[Data records]

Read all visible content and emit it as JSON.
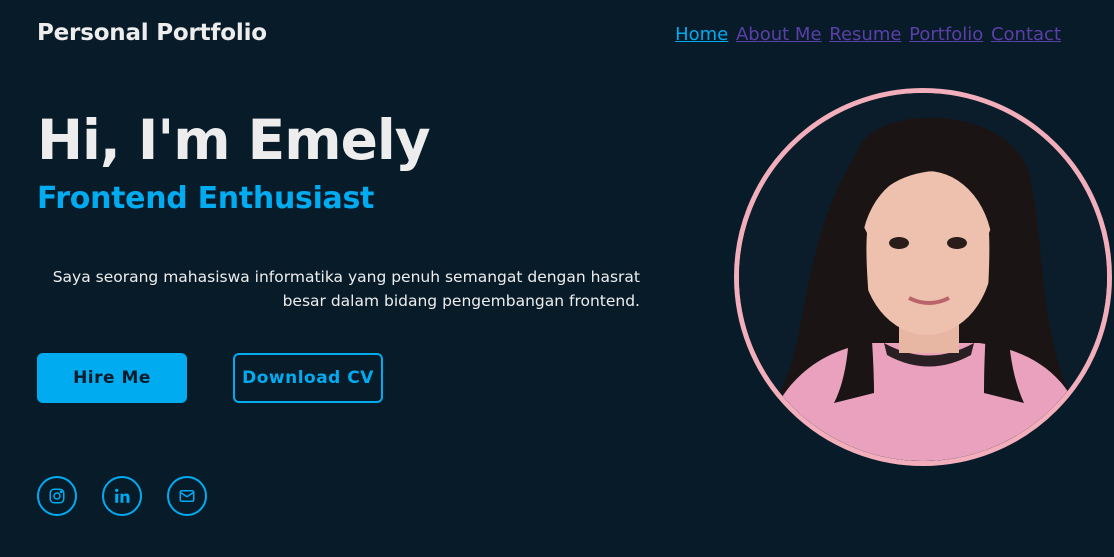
{
  "header": {
    "logo": "Personal Portfolio",
    "nav": [
      "Home",
      "About Me",
      "Resume",
      "Portfolio",
      "Contact"
    ]
  },
  "hero": {
    "title": "Hi, I'm Emely",
    "subtitle": "Frontend Enthusiast",
    "description": "Saya seorang mahasiswa informatika yang penuh semangat dengan hasrat besar dalam bidang pengembangan frontend.",
    "hire_label": "Hire Me",
    "cv_label": "Download CV"
  },
  "social": [
    "instagram-icon",
    "linkedin-icon",
    "mail-icon"
  ],
  "colors": {
    "background": "#081b29",
    "accent": "#00abf0",
    "text": "#ededed",
    "nav_link": "#5a3fa8",
    "photo_border": "#f2aebb"
  }
}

• _What the task asks_: Pull out every line of the records above that contains the word "Portfolio".

• _Solution_:
    "logo": "Personal Portfolio",
      "Portfolio",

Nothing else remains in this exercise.